• [RECORDS FOR THIS TASK]
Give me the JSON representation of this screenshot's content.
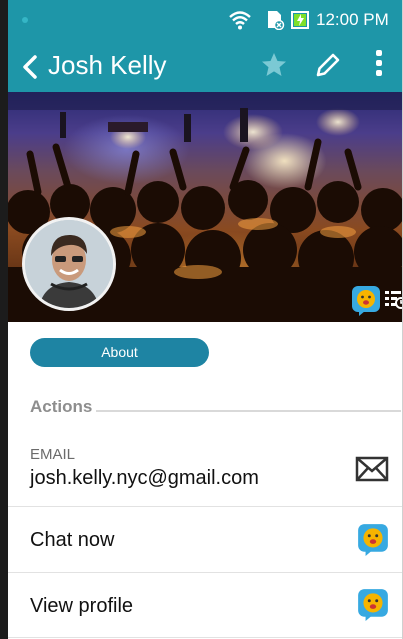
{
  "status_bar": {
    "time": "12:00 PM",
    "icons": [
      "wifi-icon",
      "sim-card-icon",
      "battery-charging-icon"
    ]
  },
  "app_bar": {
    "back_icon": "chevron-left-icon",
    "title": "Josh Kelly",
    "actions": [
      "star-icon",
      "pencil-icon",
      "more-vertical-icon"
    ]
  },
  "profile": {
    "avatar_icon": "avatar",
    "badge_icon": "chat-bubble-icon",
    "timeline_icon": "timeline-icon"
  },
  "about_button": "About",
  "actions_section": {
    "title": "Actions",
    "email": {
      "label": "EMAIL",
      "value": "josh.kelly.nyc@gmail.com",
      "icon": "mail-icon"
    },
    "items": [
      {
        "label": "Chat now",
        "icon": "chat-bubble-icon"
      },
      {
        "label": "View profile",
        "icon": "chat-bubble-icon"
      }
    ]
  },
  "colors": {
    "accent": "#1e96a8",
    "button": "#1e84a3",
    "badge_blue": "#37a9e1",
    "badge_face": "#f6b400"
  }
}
---
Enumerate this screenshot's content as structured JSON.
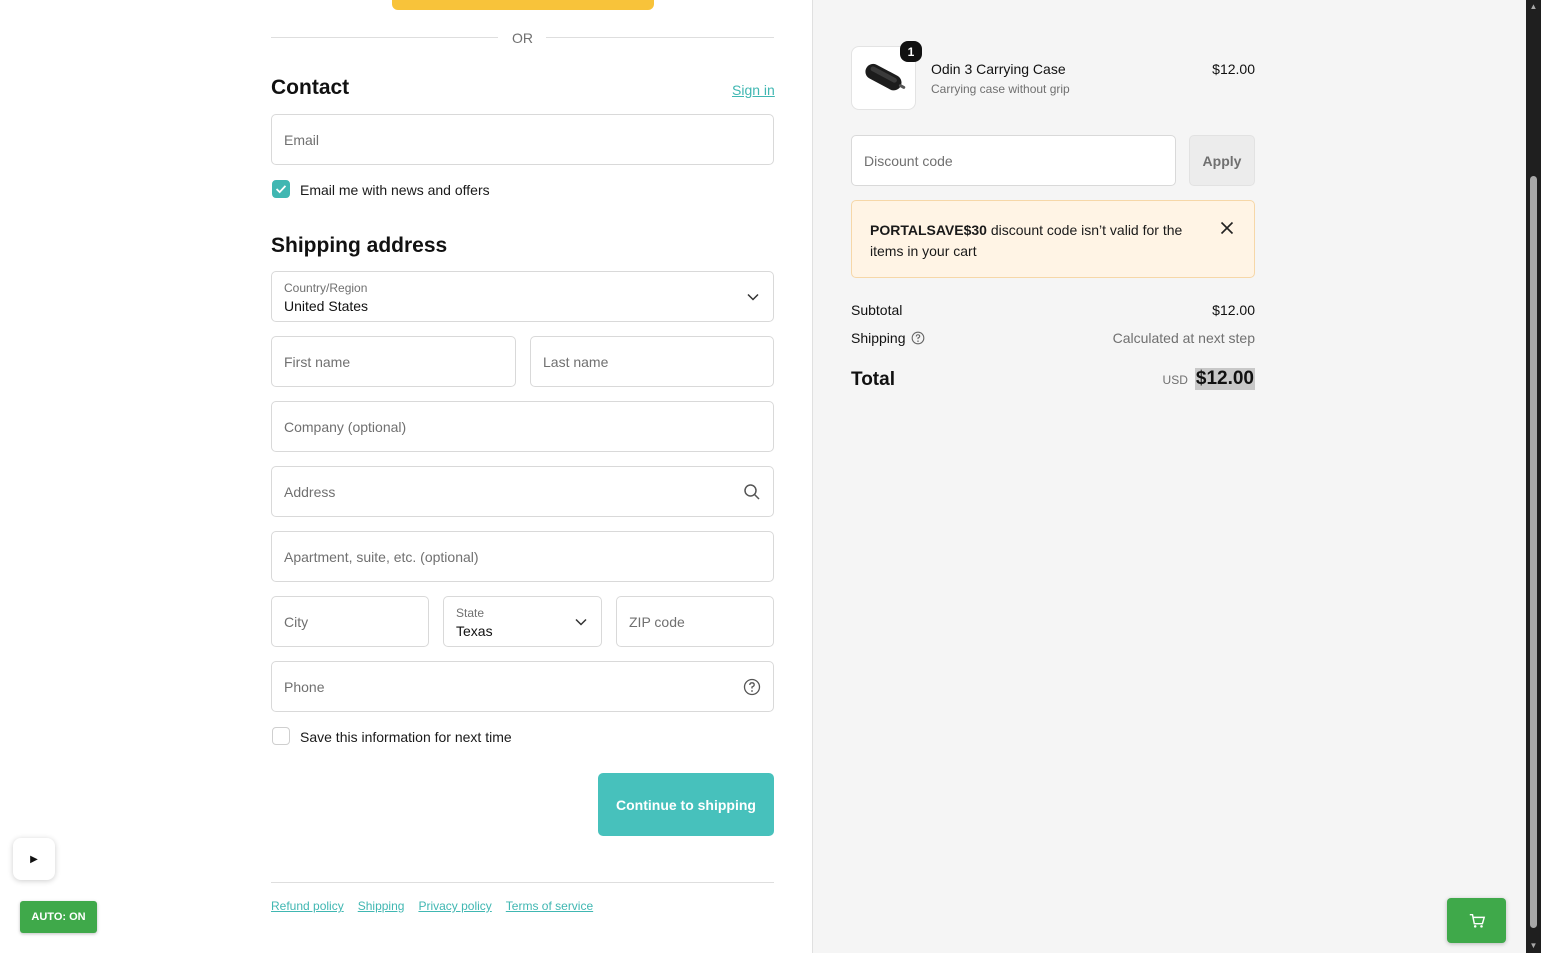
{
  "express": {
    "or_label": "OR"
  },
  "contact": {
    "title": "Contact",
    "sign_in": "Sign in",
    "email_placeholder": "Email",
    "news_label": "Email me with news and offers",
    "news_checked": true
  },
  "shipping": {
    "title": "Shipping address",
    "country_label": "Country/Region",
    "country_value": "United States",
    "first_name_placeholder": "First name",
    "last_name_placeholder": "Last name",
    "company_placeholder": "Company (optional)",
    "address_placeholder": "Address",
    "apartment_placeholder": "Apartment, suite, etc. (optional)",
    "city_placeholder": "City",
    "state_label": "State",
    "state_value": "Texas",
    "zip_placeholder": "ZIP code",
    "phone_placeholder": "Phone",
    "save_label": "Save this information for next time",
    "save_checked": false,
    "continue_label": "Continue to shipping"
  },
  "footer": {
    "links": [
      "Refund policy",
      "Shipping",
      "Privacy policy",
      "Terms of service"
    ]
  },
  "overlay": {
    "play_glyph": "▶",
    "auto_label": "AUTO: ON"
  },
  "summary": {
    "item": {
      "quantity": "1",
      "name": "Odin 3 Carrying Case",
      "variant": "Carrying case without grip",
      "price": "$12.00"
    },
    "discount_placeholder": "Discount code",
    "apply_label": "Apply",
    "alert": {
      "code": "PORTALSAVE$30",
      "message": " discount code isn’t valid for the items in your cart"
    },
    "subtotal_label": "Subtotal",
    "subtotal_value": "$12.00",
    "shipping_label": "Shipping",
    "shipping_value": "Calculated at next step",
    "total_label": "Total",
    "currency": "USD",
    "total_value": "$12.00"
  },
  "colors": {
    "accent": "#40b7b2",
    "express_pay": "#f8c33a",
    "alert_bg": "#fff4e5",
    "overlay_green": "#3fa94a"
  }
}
* * *
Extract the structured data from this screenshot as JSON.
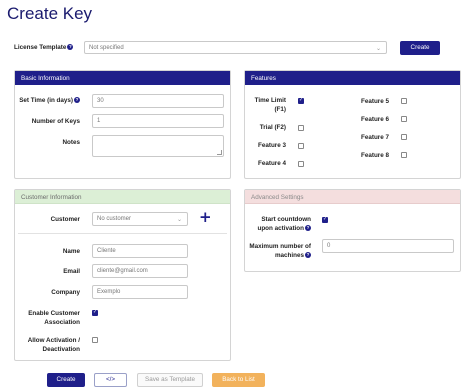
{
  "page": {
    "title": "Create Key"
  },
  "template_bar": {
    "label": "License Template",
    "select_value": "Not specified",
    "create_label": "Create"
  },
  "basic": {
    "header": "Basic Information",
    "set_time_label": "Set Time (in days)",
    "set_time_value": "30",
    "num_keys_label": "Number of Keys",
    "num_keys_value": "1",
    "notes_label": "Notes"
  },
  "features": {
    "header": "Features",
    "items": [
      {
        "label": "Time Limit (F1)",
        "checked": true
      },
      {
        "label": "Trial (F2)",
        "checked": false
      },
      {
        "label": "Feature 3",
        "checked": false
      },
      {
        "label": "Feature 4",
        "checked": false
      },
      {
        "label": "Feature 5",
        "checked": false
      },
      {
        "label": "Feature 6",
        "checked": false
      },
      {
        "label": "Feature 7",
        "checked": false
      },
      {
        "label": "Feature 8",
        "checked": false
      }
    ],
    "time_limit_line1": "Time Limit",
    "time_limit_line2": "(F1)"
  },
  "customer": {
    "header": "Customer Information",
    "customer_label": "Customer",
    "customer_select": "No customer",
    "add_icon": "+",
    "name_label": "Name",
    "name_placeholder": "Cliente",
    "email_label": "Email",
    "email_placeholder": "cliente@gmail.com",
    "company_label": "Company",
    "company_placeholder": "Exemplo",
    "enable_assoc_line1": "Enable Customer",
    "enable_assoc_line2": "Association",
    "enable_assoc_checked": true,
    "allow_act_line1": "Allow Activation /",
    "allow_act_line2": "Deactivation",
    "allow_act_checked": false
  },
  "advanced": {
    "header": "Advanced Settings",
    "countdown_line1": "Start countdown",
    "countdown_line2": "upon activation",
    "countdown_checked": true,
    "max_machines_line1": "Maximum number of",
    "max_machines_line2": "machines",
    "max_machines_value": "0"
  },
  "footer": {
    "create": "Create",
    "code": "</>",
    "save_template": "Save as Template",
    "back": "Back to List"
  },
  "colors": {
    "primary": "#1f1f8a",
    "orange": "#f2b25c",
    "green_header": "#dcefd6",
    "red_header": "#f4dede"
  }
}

• [DIRECTIONS] Determine how many lines in the listing above hold the word "Carrying", answering with the number only.

• [REPLY TO THE EXERCISE] 2